The entries below are to be transcribed in full, without their images.

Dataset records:
· · · · · · ·

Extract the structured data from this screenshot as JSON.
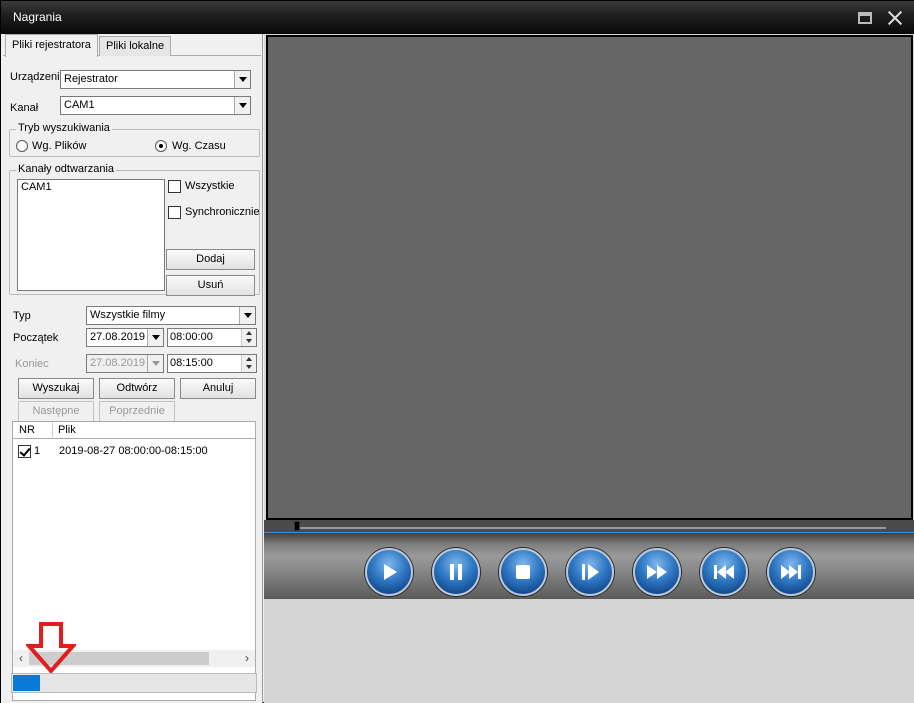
{
  "window": {
    "title": "Nagrania"
  },
  "tabs": [
    {
      "label": "Pliki rejestratora",
      "active": true
    },
    {
      "label": "Pliki lokalne",
      "active": false
    }
  ],
  "device": {
    "label": "Urządzenie",
    "value": "Rejestrator"
  },
  "channel": {
    "label": "Kanał",
    "value": "CAM1"
  },
  "search_mode": {
    "label": "Tryb wyszukiwania",
    "options": [
      {
        "label": "Wg. Plików",
        "checked": false
      },
      {
        "label": "Wg. Czasu",
        "checked": true
      }
    ]
  },
  "playback_channels": {
    "label": "Kanały odtwarzania",
    "items": [
      "CAM1"
    ],
    "all_label": "Wszystkie",
    "sync_label": "Synchronicznie",
    "add_label": "Dodaj",
    "remove_label": "Usuń"
  },
  "filter": {
    "type_label": "Typ",
    "type_value": "Wszystkie filmy",
    "start_label": "Początek",
    "start_date": "27.08.2019",
    "start_time": "08:00:00",
    "end_label": "Koniec",
    "end_date": "27.08.2019",
    "end_time": "08:15:00"
  },
  "actions": {
    "search": "Wyszukaj",
    "play": "Odtwórz",
    "cancel": "Anuluj",
    "next": "Następne",
    "prev": "Poprzednie"
  },
  "results": {
    "columns": [
      "NR",
      "Plik"
    ],
    "rows": [
      {
        "nr": "1",
        "file": "2019-08-27 08:00:00-08:15:00",
        "checked": true
      }
    ]
  },
  "progress": {
    "fraction": 0.11
  },
  "player": {
    "seek_fraction": 0.0,
    "buttons": [
      "play",
      "pause",
      "stop",
      "step-forward",
      "fast-forward",
      "skip-back",
      "skip-forward"
    ]
  },
  "colors": {
    "accent": "#0a7ad8",
    "video_bg": "#666666",
    "annotation_arrow": "#e01e1e"
  }
}
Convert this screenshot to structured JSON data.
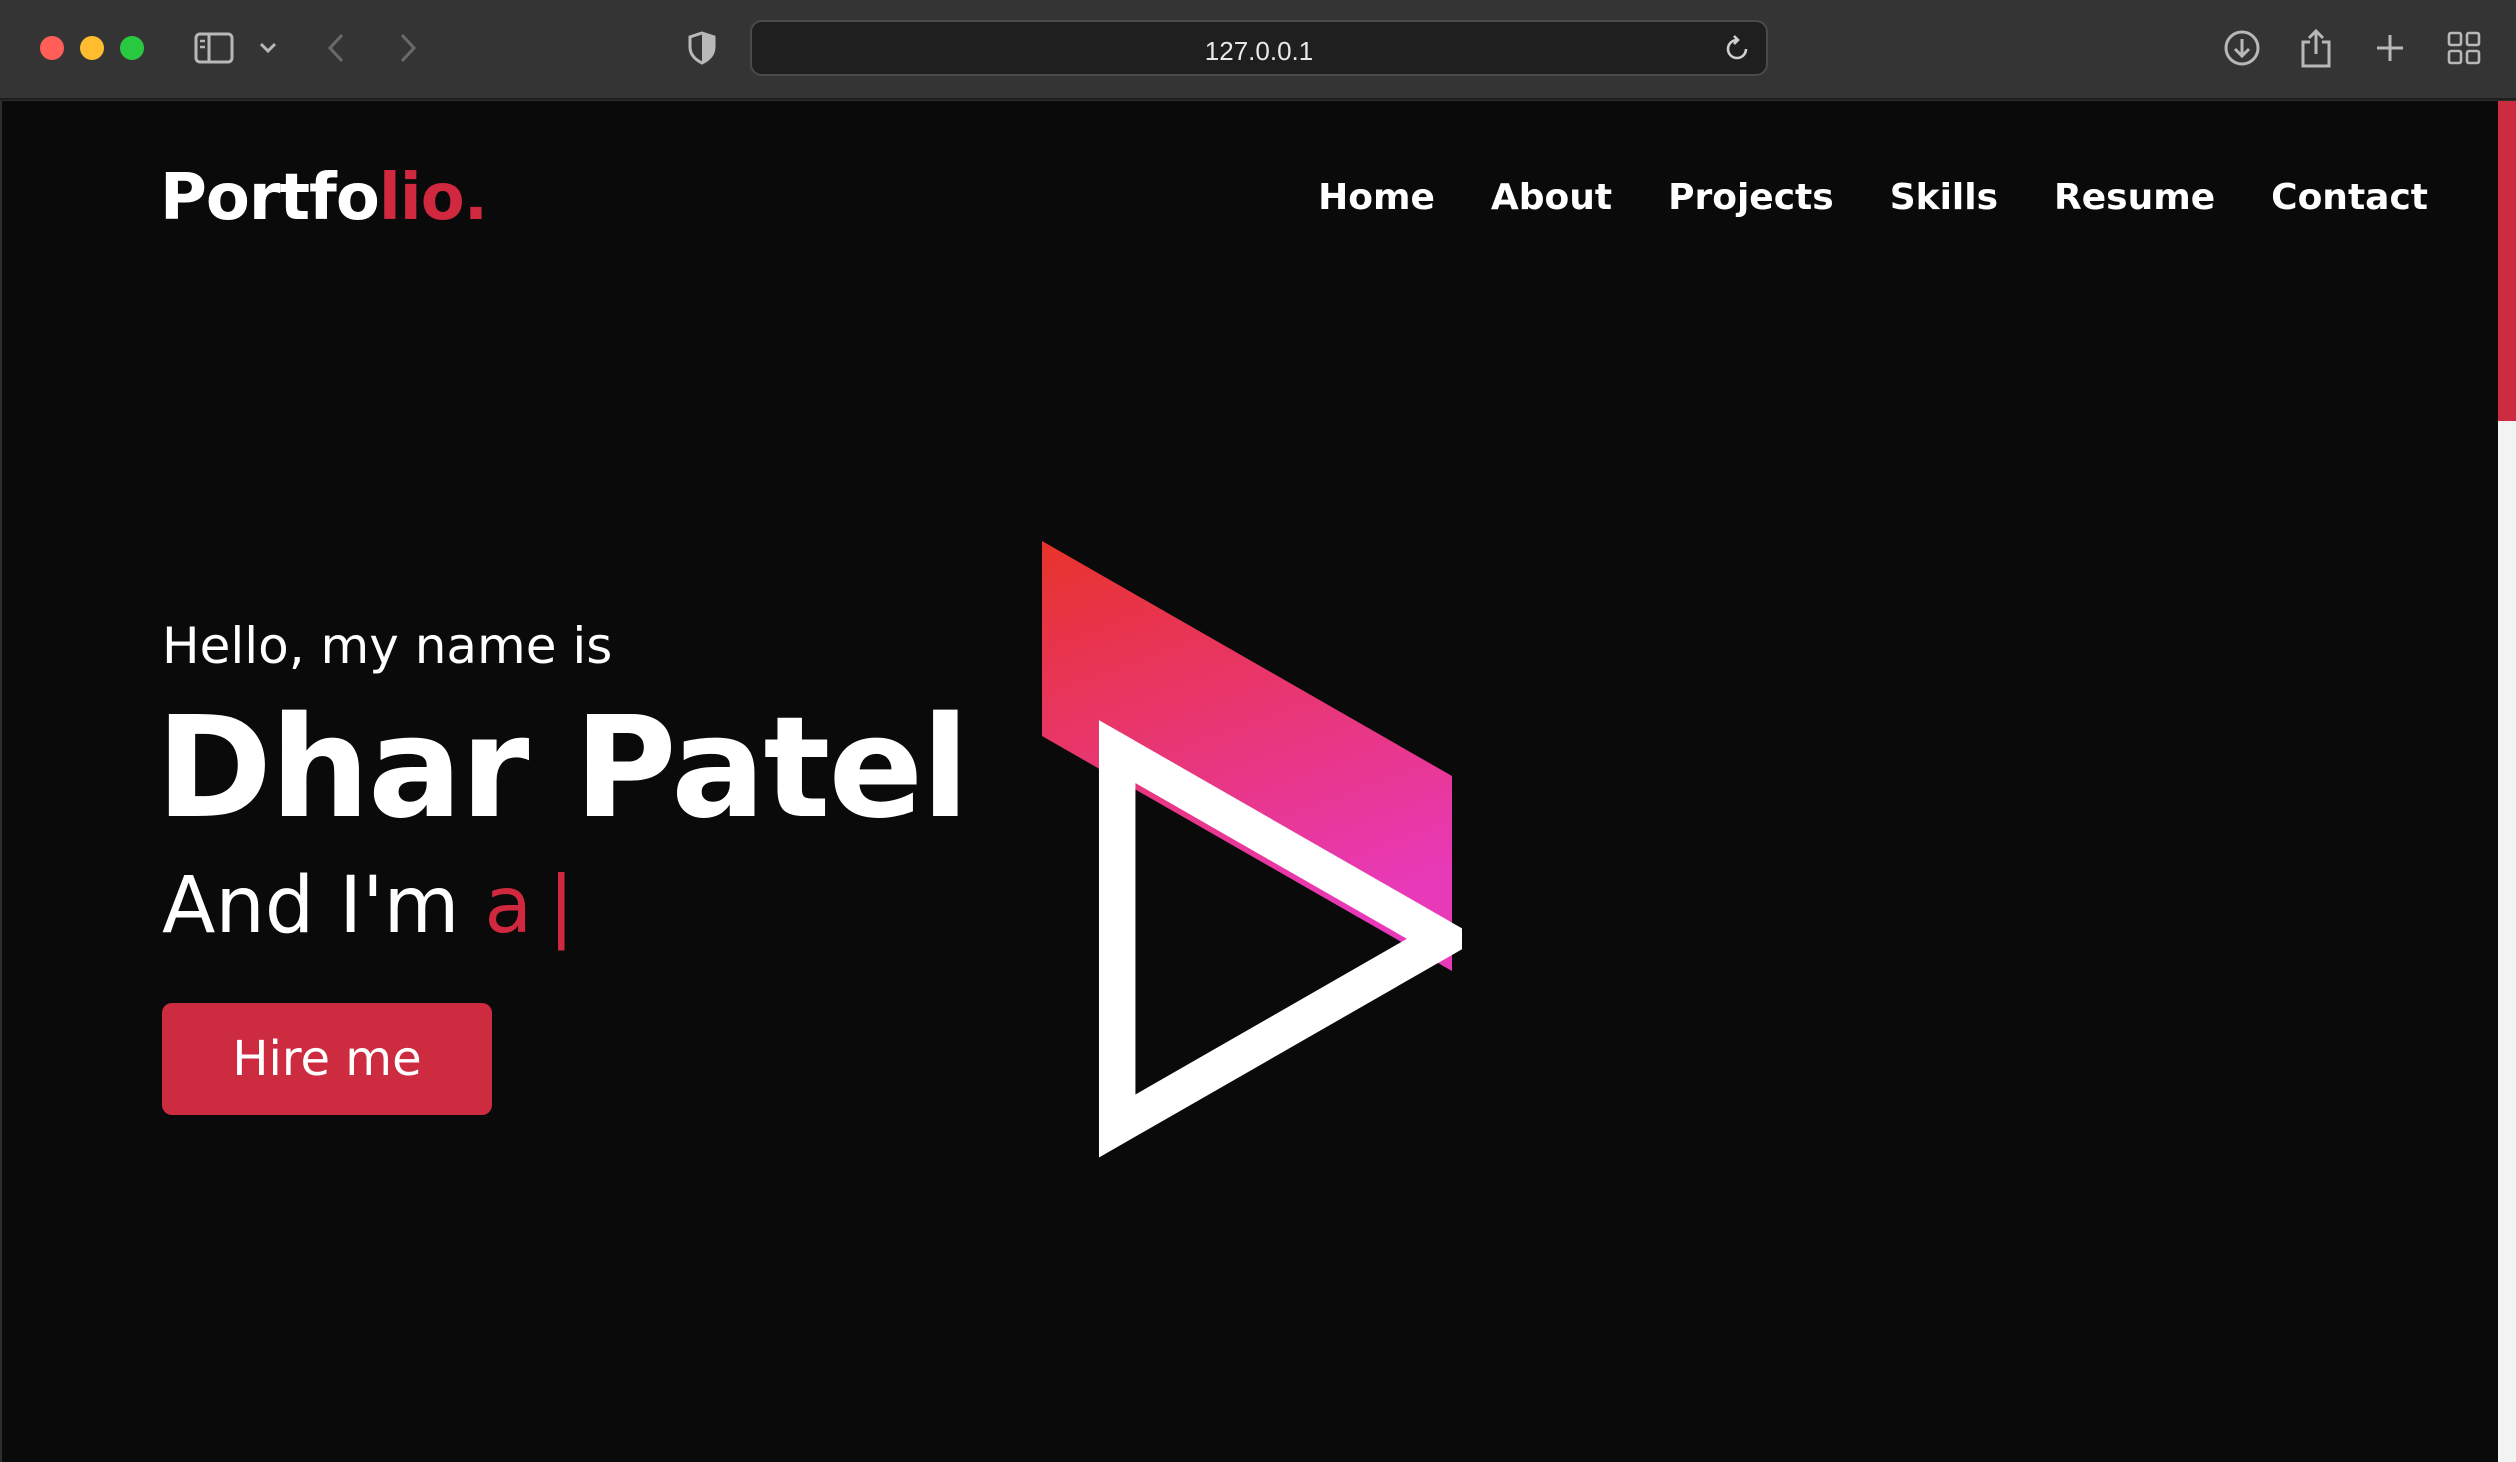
{
  "browser": {
    "url": "127.0.0.1",
    "icons": {
      "sidebar": "sidebar-icon",
      "sidebar_menu": "chevron-down-icon",
      "back": "chevron-left-icon",
      "forward": "chevron-right-icon",
      "privacy": "shield-icon",
      "reload": "reload-icon",
      "downloads": "download-icon",
      "share": "share-icon",
      "new_tab": "plus-icon",
      "tab_overview": "grid-icon"
    }
  },
  "page": {
    "logo": {
      "main": "Portfo",
      "accent": "lio."
    },
    "nav": [
      {
        "label": "Home"
      },
      {
        "label": "About"
      },
      {
        "label": "Projects"
      },
      {
        "label": "Skills"
      },
      {
        "label": "Resume"
      },
      {
        "label": "Contact"
      }
    ],
    "hero": {
      "greeting": "Hello, my name is",
      "name": "Dhar Patel",
      "role_prefix": "And I'm",
      "role_typed": "a",
      "cursor": "|",
      "button": "Hire me"
    },
    "colors": {
      "accent": "#cd2c40",
      "background": "#0a0a0b",
      "gradient_top": "#e8332a",
      "gradient_bottom": "#e839b9"
    }
  }
}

· · · · · · ·

- [Exercise output]:
Extract the structured data from this screenshot as JSON.
{
  "window": {
    "title": "Nagrania"
  },
  "tabs": [
    {
      "label": "Pliki rejestratora",
      "active": true
    },
    {
      "label": "Pliki lokalne",
      "active": false
    }
  ],
  "device": {
    "label": "Urządzenie",
    "value": "Rejestrator"
  },
  "channel": {
    "label": "Kanał",
    "value": "CAM1"
  },
  "search_mode": {
    "label": "Tryb wyszukiwania",
    "options": [
      {
        "label": "Wg. Plików",
        "checked": false
      },
      {
        "label": "Wg. Czasu",
        "checked": true
      }
    ]
  },
  "playback_channels": {
    "label": "Kanały odtwarzania",
    "items": [
      "CAM1"
    ],
    "all_label": "Wszystkie",
    "sync_label": "Synchronicznie",
    "add_label": "Dodaj",
    "remove_label": "Usuń"
  },
  "filter": {
    "type_label": "Typ",
    "type_value": "Wszystkie filmy",
    "start_label": "Początek",
    "start_date": "27.08.2019",
    "start_time": "08:00:00",
    "end_label": "Koniec",
    "end_date": "27.08.2019",
    "end_time": "08:15:00"
  },
  "actions": {
    "search": "Wyszukaj",
    "play": "Odtwórz",
    "cancel": "Anuluj",
    "next": "Następne",
    "prev": "Poprzednie"
  },
  "results": {
    "columns": [
      "NR",
      "Plik"
    ],
    "rows": [
      {
        "nr": "1",
        "file": "2019-08-27 08:00:00-08:15:00",
        "checked": true
      }
    ]
  },
  "progress": {
    "fraction": 0.11
  },
  "player": {
    "seek_fraction": 0.0,
    "buttons": [
      "play",
      "pause",
      "stop",
      "step-forward",
      "fast-forward",
      "skip-back",
      "skip-forward"
    ]
  },
  "colors": {
    "accent": "#0a7ad8",
    "video_bg": "#666666",
    "annotation_arrow": "#e01e1e"
  }
}
Convert this screenshot to structured JSON data.
{
  "browser": {
    "url": "127.0.0.1",
    "icons": {
      "sidebar": "sidebar-icon",
      "sidebar_menu": "chevron-down-icon",
      "back": "chevron-left-icon",
      "forward": "chevron-right-icon",
      "privacy": "shield-icon",
      "reload": "reload-icon",
      "downloads": "download-icon",
      "share": "share-icon",
      "new_tab": "plus-icon",
      "tab_overview": "grid-icon"
    }
  },
  "page": {
    "logo": {
      "main": "Portfo",
      "accent": "lio."
    },
    "nav": [
      {
        "label": "Home"
      },
      {
        "label": "About"
      },
      {
        "label": "Projects"
      },
      {
        "label": "Skills"
      },
      {
        "label": "Resume"
      },
      {
        "label": "Contact"
      }
    ],
    "hero": {
      "greeting": "Hello, my name is",
      "name": "Dhar Patel",
      "role_prefix": "And I'm",
      "role_typed": "a",
      "cursor": "|",
      "button": "Hire me"
    },
    "colors": {
      "accent": "#cd2c40",
      "background": "#0a0a0b",
      "gradient_top": "#e8332a",
      "gradient_bottom": "#e839b9"
    }
  }
}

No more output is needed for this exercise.